━━━ Record set

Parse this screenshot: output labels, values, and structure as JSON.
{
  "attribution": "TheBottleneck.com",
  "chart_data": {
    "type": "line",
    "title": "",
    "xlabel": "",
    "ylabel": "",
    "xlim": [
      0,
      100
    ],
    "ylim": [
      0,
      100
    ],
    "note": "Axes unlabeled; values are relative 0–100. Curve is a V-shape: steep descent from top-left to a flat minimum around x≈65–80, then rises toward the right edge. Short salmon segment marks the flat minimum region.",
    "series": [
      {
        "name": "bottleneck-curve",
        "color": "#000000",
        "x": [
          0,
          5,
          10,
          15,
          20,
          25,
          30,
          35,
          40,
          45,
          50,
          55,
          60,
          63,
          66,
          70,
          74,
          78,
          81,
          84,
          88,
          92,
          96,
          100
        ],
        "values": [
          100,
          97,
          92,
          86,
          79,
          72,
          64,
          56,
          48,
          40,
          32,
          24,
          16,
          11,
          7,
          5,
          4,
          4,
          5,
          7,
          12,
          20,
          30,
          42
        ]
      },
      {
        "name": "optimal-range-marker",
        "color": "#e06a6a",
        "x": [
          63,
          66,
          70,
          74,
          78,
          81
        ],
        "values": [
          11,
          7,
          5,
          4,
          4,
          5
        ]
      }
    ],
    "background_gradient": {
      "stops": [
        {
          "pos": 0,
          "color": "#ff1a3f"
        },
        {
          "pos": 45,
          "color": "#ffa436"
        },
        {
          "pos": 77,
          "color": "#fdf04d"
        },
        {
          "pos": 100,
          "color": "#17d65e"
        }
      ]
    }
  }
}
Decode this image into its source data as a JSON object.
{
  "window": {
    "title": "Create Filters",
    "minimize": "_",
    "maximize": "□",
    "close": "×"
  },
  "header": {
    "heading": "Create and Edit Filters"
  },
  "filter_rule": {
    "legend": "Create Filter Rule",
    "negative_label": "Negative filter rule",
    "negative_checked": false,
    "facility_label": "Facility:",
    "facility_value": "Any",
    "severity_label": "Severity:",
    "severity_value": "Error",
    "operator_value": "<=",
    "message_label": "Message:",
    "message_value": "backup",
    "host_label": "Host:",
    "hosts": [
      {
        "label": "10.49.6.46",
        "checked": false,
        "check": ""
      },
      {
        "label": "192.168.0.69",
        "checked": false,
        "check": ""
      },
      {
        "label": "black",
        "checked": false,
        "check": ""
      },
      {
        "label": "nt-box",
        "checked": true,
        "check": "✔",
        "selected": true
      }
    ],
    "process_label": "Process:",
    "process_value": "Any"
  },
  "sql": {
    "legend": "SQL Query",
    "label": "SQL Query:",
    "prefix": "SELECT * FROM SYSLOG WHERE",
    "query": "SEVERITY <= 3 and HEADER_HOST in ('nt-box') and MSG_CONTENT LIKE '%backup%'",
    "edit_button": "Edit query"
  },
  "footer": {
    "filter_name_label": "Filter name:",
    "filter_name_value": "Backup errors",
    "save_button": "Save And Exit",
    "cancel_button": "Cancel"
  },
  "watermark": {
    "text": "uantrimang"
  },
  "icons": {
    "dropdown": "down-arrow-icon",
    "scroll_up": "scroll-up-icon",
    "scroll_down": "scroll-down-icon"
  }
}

━━━━━━

**Task objective:**
From the listing above, pick out each line where the word "this" appears.

**Solution to the exercise:**
Parse this screenshot: output labels, values, and structure as JSON.
Decode this image into its source data as a JSON object.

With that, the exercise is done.